* _Input data_:
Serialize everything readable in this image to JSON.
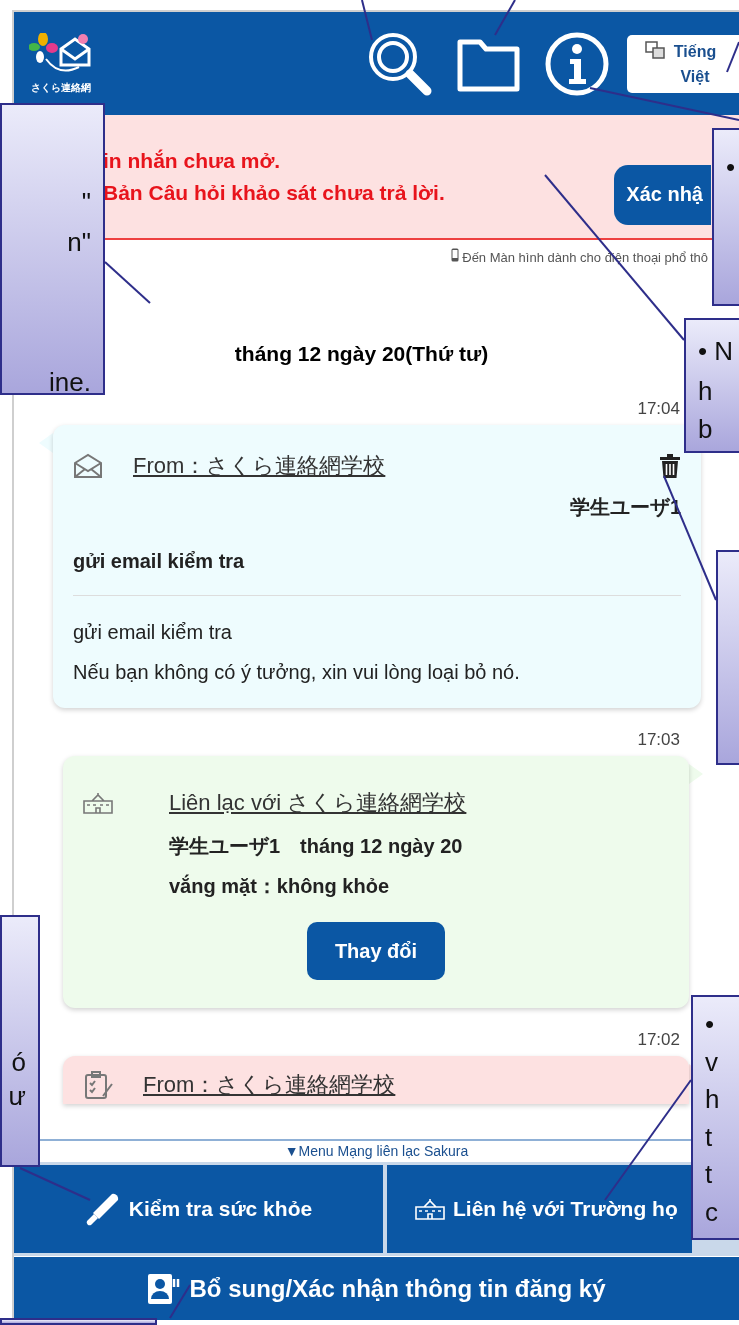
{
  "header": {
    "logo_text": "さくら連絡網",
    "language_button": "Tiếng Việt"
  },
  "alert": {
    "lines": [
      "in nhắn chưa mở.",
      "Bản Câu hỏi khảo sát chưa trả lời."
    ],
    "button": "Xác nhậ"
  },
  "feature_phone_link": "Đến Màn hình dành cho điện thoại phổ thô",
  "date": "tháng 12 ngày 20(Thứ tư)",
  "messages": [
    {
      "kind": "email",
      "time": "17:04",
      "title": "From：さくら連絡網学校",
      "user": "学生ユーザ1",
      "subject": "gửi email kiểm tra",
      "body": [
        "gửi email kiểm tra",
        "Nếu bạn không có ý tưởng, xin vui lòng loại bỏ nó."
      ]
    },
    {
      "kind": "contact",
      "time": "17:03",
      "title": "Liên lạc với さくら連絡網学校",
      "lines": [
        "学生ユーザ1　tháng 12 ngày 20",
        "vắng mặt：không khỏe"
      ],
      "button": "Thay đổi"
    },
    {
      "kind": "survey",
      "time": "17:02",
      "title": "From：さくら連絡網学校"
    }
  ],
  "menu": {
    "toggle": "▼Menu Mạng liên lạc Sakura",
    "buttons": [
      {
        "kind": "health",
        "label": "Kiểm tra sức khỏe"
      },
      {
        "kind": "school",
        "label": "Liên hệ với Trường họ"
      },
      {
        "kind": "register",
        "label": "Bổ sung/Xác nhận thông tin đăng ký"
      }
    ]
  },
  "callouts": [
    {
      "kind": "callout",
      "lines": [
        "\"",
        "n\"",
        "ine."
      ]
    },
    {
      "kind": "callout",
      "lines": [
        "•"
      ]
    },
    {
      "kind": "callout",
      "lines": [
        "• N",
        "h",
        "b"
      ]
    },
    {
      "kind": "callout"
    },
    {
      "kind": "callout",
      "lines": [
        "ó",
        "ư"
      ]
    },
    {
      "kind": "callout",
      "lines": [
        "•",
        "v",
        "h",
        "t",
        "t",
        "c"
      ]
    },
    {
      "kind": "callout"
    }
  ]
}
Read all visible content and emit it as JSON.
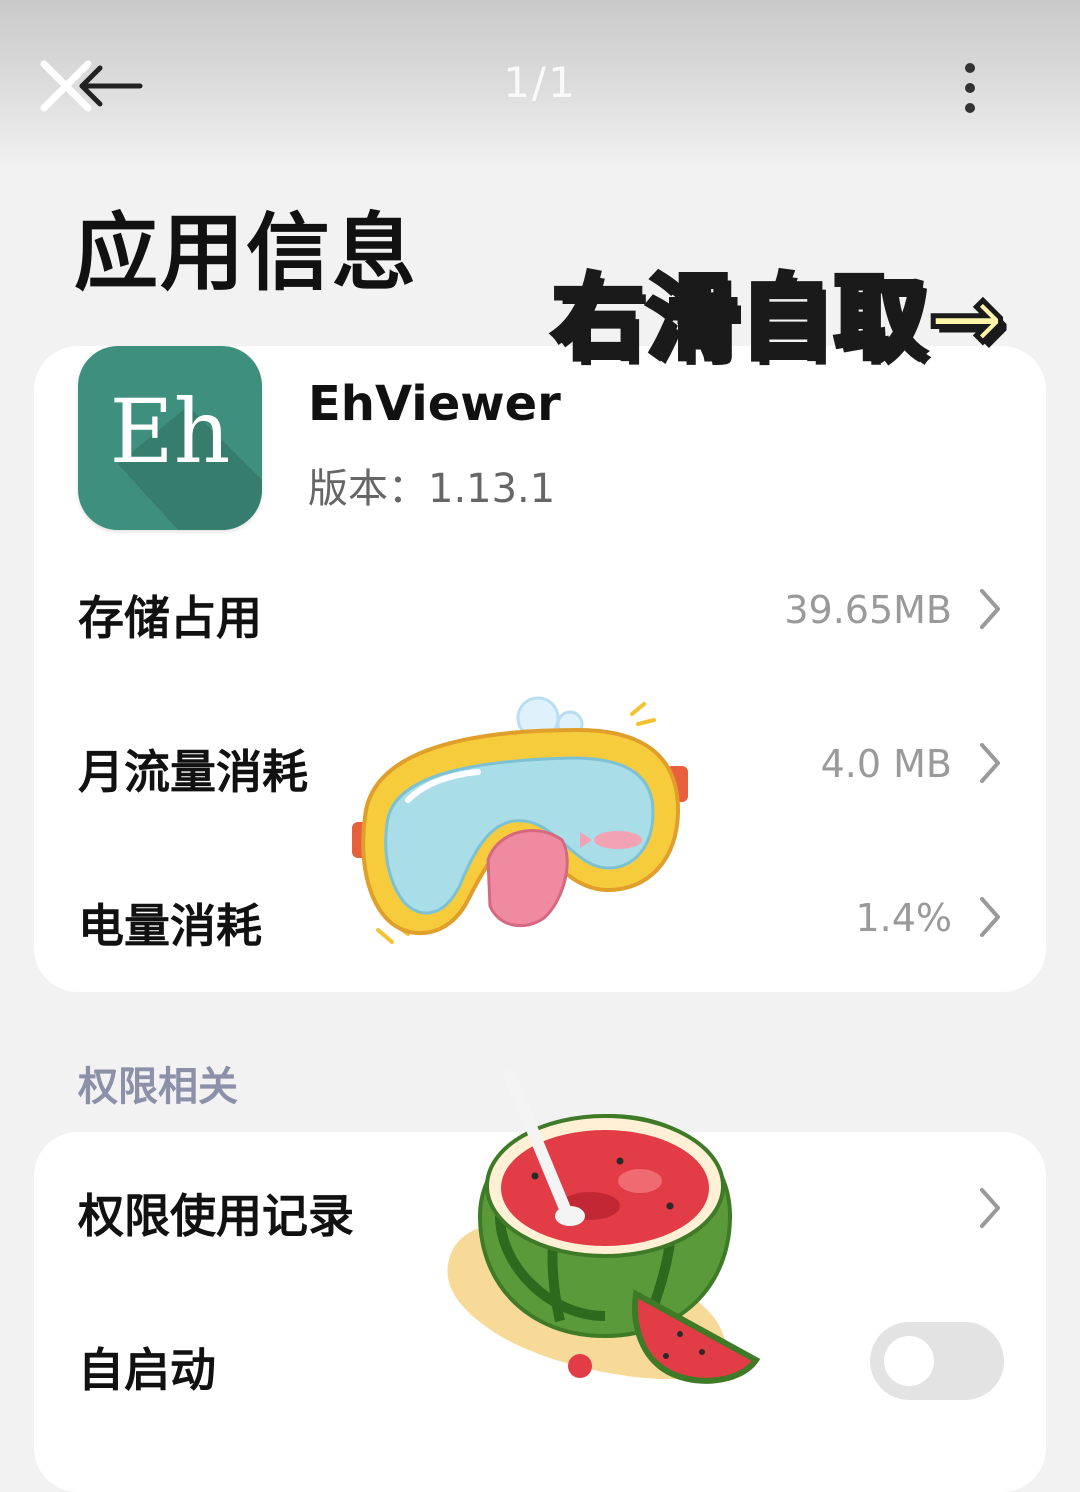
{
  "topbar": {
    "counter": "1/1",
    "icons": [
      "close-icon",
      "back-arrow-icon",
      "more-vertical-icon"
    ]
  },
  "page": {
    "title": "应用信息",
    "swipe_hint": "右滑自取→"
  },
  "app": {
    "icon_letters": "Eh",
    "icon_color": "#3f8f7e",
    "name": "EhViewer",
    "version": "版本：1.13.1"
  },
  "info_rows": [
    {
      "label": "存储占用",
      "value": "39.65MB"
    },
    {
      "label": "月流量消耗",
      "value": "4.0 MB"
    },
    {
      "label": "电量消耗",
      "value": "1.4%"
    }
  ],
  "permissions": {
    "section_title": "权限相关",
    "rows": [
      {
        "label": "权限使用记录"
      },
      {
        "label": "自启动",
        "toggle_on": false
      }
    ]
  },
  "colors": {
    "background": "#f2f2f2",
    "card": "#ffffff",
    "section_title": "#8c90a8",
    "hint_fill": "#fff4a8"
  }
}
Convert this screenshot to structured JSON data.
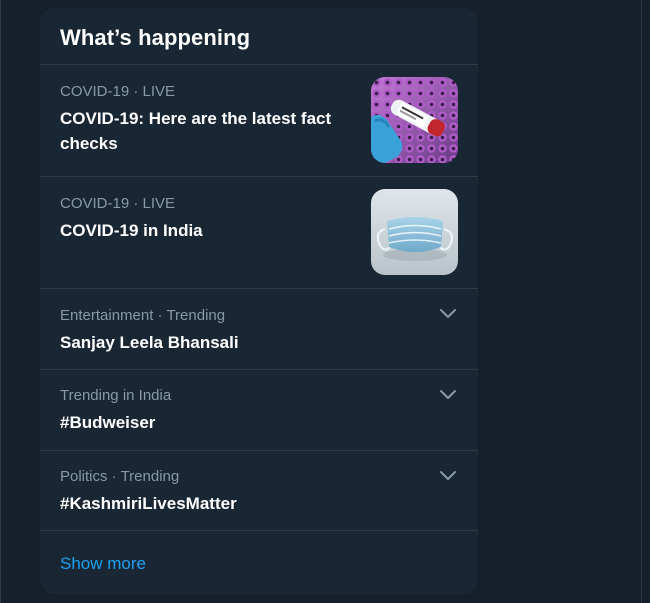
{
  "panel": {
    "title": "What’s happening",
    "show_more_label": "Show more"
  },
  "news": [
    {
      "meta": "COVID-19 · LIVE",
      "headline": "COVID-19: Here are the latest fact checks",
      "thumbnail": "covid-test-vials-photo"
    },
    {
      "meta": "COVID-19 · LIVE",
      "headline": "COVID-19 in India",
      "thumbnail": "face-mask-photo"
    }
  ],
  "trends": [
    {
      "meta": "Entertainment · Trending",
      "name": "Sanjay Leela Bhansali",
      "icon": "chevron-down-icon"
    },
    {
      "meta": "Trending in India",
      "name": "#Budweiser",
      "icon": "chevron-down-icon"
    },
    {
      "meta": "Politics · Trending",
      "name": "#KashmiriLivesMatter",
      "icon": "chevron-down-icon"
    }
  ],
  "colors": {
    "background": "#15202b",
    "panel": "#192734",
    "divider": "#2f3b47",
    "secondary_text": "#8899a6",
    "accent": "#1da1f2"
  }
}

* _Aim of the exercise_: Pictures in the records above are not copied; print everything else exactly.

* _Result of this exercise_:
Serialize everything readable in this image to JSON.
{
  "header": {
    "logo_text": "さくら連絡網",
    "language_button": "Tiếng Việt"
  },
  "alert": {
    "lines": [
      "in nhắn chưa mở.",
      "Bản Câu hỏi khảo sát chưa trả lời."
    ],
    "button": "Xác nhậ"
  },
  "feature_phone_link": "Đến Màn hình dành cho điện thoại phổ thô",
  "date": "tháng 12 ngày 20(Thứ tư)",
  "messages": [
    {
      "kind": "email",
      "time": "17:04",
      "title": "From：さくら連絡網学校",
      "user": "学生ユーザ1",
      "subject": "gửi email kiểm tra",
      "body": [
        "gửi email kiểm tra",
        "Nếu bạn không có ý tưởng, xin vui lòng loại bỏ nó."
      ]
    },
    {
      "kind": "contact",
      "time": "17:03",
      "title": "Liên lạc với さくら連絡網学校",
      "lines": [
        "学生ユーザ1　tháng 12 ngày 20",
        "vắng mặt：không khỏe"
      ],
      "button": "Thay đổi"
    },
    {
      "kind": "survey",
      "time": "17:02",
      "title": "From：さくら連絡網学校"
    }
  ],
  "menu": {
    "toggle": "▼Menu Mạng liên lạc Sakura",
    "buttons": [
      {
        "kind": "health",
        "label": "Kiểm tra sức khỏe"
      },
      {
        "kind": "school",
        "label": "Liên hệ với Trường họ"
      },
      {
        "kind": "register",
        "label": "Bổ sung/Xác nhận thông tin đăng ký"
      }
    ]
  },
  "callouts": [
    {
      "kind": "callout",
      "lines": [
        "\"",
        "n\"",
        "ine."
      ]
    },
    {
      "kind": "callout",
      "lines": [
        "•"
      ]
    },
    {
      "kind": "callout",
      "lines": [
        "• N",
        "h",
        "b"
      ]
    },
    {
      "kind": "callout"
    },
    {
      "kind": "callout",
      "lines": [
        "ó",
        "ư"
      ]
    },
    {
      "kind": "callout",
      "lines": [
        "•",
        "v",
        "h",
        "t",
        "t",
        "c"
      ]
    },
    {
      "kind": "callout"
    }
  ]
}
Read all visible content and emit it as JSON.
{
  "topbar": {
    "counter": "1/1",
    "icons": [
      "close-icon",
      "back-arrow-icon",
      "more-vertical-icon"
    ]
  },
  "page": {
    "title": "应用信息",
    "swipe_hint": "右滑自取→"
  },
  "app": {
    "icon_letters": "Eh",
    "icon_color": "#3f8f7e",
    "name": "EhViewer",
    "version": "版本：1.13.1"
  },
  "info_rows": [
    {
      "label": "存储占用",
      "value": "39.65MB"
    },
    {
      "label": "月流量消耗",
      "value": "4.0 MB"
    },
    {
      "label": "电量消耗",
      "value": "1.4%"
    }
  ],
  "permissions": {
    "section_title": "权限相关",
    "rows": [
      {
        "label": "权限使用记录"
      },
      {
        "label": "自启动",
        "toggle_on": false
      }
    ]
  },
  "colors": {
    "background": "#f2f2f2",
    "card": "#ffffff",
    "section_title": "#8c90a8",
    "hint_fill": "#fff4a8"
  }
}
Convert this screenshot to structured JSON data.
{
  "panel": {
    "title": "What’s happening",
    "show_more_label": "Show more"
  },
  "news": [
    {
      "meta": "COVID-19 · LIVE",
      "headline": "COVID-19: Here are the latest fact checks",
      "thumbnail": "covid-test-vials-photo"
    },
    {
      "meta": "COVID-19 · LIVE",
      "headline": "COVID-19 in India",
      "thumbnail": "face-mask-photo"
    }
  ],
  "trends": [
    {
      "meta": "Entertainment · Trending",
      "name": "Sanjay Leela Bhansali",
      "icon": "chevron-down-icon"
    },
    {
      "meta": "Trending in India",
      "name": "#Budweiser",
      "icon": "chevron-down-icon"
    },
    {
      "meta": "Politics · Trending",
      "name": "#KashmiriLivesMatter",
      "icon": "chevron-down-icon"
    }
  ],
  "colors": {
    "background": "#15202b",
    "panel": "#192734",
    "divider": "#2f3b47",
    "secondary_text": "#8899a6",
    "accent": "#1da1f2"
  }
}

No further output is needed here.